## Problem requirements
Give back the records below exactly, every one, with no pictures.

══ Working data

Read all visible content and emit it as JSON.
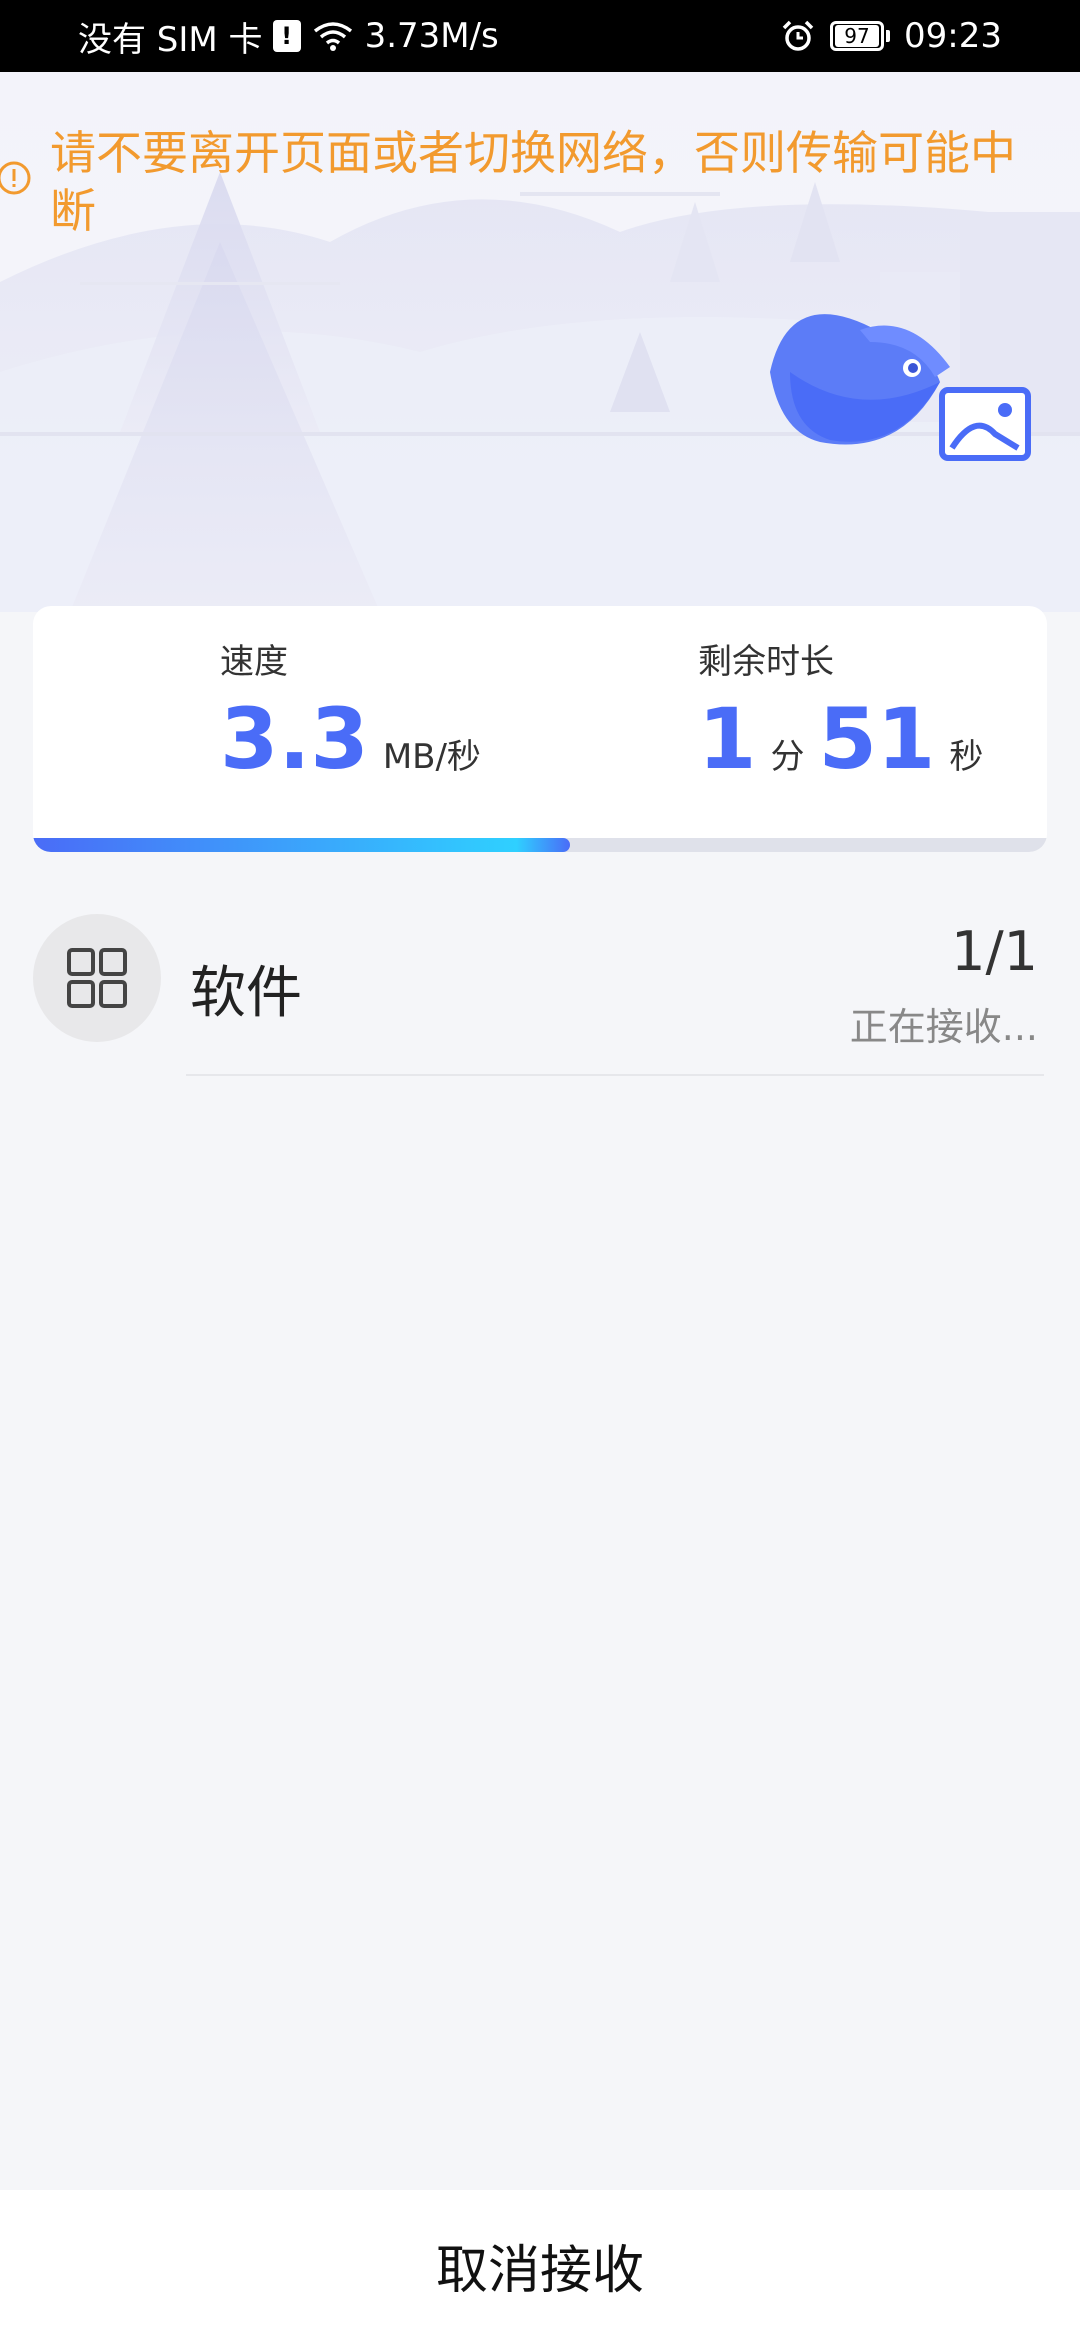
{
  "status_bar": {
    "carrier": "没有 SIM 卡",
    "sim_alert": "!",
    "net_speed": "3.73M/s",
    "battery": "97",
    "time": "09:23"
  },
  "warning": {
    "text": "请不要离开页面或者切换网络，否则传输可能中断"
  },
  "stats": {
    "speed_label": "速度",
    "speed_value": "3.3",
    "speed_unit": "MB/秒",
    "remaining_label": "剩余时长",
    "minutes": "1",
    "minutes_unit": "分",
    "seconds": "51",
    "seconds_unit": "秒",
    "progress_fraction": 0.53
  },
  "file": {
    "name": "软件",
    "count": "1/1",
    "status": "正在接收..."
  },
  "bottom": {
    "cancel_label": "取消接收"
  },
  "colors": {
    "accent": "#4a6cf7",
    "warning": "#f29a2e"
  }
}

════

## Response to this task
Read all visible content and emit it as JSON.
{
  "status_bar": {
    "carrier": "没有 SIM 卡",
    "sim_alert": "!",
    "net_speed": "3.73M/s",
    "battery": "97",
    "time": "09:23"
  },
  "warning": {
    "text": "请不要离开页面或者切换网络，否则传输可能中断"
  },
  "stats": {
    "speed_label": "速度",
    "speed_value": "3.3",
    "speed_unit": "MB/秒",
    "remaining_label": "剩余时长",
    "minutes": "1",
    "minutes_unit": "分",
    "seconds": "51",
    "seconds_unit": "秒",
    "progress_fraction": 0.53
  },
  "file": {
    "name": "软件",
    "count": "1/1",
    "status": "正在接收..."
  },
  "bottom": {
    "cancel_label": "取消接收"
  },
  "colors": {
    "accent": "#4a6cf7",
    "warning": "#f29a2e"
  }
}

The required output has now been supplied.